══ Data for this exercise ══

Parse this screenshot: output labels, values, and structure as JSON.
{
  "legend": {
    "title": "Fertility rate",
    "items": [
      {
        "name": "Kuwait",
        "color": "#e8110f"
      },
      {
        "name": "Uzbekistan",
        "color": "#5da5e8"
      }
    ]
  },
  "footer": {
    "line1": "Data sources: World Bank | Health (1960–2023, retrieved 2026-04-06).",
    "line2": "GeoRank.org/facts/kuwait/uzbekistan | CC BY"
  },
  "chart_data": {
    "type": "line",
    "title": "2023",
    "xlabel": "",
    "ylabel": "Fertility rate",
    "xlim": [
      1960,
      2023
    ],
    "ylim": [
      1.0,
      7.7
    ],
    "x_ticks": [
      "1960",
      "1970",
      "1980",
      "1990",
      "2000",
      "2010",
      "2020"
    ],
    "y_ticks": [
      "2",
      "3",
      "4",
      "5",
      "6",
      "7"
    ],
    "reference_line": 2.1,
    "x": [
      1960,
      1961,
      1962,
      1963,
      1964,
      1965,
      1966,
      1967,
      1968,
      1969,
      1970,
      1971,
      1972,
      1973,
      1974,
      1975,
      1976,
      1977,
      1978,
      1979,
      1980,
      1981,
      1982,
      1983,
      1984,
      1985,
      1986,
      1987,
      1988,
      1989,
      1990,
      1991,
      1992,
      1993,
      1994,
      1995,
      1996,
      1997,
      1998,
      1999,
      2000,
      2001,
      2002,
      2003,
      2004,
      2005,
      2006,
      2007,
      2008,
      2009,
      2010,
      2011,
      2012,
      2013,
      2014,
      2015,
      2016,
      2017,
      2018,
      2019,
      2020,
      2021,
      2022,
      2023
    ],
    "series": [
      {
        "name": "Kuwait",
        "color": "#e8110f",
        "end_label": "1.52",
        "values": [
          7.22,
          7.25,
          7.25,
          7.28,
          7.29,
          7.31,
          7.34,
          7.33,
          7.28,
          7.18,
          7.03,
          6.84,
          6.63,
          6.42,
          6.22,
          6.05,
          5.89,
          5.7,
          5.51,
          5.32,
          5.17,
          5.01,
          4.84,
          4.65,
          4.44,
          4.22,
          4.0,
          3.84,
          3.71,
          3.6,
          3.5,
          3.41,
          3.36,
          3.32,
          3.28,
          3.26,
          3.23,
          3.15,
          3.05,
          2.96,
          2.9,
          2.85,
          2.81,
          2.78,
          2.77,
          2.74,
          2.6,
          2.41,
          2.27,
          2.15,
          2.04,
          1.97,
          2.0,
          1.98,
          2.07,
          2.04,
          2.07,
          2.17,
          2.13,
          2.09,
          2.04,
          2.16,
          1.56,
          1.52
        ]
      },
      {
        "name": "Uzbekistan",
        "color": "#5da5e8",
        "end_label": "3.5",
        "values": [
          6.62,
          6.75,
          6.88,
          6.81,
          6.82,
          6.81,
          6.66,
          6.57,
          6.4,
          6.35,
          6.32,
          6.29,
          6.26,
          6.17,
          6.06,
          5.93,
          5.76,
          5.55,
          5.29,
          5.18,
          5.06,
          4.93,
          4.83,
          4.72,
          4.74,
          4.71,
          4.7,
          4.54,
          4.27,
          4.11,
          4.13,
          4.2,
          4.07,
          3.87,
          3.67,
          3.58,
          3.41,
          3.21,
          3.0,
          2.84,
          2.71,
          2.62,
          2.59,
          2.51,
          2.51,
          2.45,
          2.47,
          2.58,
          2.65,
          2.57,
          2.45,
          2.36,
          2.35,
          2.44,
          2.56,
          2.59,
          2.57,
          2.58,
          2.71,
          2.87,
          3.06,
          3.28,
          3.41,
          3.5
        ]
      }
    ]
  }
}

═══

• What this task involves
Each line in the listing above that contains "color" should be copied.

• Output of the exercise
        "color": "#e8110f"
        "color": "#5da5e8"
        "color": "#e8110f",
        "color": "#5da5e8",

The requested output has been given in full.